Please reproduce the listing below word for word, starting at its first line and ending after the line that contains "watermark: gdz.top [887, 1577, 986, 1610]".

Rows from a layout dataset:
**********

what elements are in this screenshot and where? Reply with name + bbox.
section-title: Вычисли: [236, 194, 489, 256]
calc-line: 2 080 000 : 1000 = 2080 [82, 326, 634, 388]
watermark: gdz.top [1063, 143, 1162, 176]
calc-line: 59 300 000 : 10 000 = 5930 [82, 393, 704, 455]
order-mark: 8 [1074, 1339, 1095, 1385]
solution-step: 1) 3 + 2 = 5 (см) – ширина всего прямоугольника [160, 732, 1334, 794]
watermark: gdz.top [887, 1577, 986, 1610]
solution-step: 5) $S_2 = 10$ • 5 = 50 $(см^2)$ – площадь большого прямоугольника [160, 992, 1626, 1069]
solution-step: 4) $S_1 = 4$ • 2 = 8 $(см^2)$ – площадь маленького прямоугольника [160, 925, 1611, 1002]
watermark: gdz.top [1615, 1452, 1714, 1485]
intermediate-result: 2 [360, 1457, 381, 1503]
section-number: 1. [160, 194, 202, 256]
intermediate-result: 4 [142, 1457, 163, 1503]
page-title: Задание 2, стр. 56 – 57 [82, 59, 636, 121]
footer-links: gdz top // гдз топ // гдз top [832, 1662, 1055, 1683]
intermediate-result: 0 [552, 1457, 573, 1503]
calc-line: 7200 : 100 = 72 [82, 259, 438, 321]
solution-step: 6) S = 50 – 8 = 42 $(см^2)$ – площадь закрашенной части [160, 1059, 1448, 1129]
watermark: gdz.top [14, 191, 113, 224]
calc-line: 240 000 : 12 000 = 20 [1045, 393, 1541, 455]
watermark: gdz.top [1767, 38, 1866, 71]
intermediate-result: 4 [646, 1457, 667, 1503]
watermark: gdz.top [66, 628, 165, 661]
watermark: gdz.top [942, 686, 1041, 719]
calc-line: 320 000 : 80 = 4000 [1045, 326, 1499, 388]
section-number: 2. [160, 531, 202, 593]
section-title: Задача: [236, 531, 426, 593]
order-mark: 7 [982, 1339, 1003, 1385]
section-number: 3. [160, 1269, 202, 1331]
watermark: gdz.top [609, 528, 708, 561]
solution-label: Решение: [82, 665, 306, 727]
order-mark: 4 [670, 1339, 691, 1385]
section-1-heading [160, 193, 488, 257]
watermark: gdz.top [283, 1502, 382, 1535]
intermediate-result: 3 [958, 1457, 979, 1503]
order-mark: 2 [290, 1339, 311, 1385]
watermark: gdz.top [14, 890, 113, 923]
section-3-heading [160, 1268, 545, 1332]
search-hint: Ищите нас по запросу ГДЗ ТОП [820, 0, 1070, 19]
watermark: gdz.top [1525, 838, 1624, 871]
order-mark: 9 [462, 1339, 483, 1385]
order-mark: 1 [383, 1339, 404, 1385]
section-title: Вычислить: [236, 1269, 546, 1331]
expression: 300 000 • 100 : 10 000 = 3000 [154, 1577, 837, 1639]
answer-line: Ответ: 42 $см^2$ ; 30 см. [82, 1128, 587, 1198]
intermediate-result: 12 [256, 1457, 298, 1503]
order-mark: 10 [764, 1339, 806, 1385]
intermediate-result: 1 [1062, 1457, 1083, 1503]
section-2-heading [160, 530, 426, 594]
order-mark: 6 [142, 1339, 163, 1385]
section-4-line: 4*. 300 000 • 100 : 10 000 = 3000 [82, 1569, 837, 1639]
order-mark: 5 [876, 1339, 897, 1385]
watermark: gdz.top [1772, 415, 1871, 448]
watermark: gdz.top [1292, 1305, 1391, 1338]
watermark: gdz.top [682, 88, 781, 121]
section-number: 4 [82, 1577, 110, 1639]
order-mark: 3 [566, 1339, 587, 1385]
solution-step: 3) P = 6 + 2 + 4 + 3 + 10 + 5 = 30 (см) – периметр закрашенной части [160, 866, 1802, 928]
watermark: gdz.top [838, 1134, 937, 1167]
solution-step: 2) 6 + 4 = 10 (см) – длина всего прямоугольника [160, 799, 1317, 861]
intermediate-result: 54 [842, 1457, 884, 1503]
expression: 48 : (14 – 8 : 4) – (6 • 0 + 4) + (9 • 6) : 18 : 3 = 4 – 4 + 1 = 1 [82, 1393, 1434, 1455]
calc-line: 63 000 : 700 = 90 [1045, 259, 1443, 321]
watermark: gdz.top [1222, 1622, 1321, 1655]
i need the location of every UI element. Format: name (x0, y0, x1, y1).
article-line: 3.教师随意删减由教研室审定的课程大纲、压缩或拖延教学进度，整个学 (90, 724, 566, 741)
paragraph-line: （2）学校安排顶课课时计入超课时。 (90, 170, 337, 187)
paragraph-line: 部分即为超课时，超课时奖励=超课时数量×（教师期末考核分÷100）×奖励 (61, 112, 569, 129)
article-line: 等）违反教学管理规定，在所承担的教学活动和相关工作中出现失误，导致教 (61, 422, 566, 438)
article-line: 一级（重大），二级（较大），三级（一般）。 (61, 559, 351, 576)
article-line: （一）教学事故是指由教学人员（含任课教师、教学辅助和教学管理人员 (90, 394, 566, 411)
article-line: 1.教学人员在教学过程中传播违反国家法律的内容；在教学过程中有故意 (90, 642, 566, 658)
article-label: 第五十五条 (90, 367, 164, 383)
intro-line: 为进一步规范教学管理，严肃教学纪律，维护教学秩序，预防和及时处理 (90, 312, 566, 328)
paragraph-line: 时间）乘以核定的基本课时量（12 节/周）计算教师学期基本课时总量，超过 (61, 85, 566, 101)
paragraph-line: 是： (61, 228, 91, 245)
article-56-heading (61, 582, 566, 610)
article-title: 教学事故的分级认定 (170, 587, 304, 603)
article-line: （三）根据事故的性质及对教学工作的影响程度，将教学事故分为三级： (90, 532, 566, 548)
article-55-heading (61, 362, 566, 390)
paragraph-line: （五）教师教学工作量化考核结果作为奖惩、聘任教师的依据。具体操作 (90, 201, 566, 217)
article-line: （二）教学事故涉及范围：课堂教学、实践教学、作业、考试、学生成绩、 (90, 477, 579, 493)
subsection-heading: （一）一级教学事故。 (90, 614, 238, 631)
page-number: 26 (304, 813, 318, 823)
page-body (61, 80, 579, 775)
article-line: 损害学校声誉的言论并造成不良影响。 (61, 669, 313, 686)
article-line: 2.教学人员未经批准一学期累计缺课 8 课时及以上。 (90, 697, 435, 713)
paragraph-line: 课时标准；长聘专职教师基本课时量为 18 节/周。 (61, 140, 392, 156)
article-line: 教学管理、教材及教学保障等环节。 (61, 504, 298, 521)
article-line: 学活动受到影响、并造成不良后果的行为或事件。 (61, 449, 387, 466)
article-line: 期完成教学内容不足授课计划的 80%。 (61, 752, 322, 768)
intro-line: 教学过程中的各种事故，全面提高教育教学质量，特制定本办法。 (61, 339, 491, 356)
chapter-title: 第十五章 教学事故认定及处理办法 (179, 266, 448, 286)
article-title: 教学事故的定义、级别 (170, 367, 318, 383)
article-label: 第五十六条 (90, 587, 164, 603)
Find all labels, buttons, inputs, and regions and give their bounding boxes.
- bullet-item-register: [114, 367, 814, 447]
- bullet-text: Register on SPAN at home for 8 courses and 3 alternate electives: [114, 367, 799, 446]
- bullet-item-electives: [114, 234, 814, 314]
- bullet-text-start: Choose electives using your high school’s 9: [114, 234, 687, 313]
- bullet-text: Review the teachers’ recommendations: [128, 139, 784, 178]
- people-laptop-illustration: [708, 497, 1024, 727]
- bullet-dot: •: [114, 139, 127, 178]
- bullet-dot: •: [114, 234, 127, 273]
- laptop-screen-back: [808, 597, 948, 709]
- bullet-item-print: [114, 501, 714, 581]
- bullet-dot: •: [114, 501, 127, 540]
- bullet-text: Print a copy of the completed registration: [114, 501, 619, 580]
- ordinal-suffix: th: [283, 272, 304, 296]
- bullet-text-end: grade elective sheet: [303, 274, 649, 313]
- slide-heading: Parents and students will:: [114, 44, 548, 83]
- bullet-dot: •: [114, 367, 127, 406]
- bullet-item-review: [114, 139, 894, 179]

**********

Solution below:
what elements are in this screenshot and where? Reply with name + bbox.
section-title: Вычисли: [236, 194, 489, 256]
calc-line: 2 080 000 : 1000 = 2080 [82, 326, 634, 388]
watermark: gdz.top [1063, 143, 1162, 176]
calc-line: 59 300 000 : 10 000 = 5930 [82, 393, 704, 455]
order-mark: 8 [1074, 1339, 1095, 1385]
solution-step: 1) 3 + 2 = 5 (см) – ширина всего прямоугольника [160, 732, 1334, 794]
watermark: gdz.top [887, 1577, 986, 1610]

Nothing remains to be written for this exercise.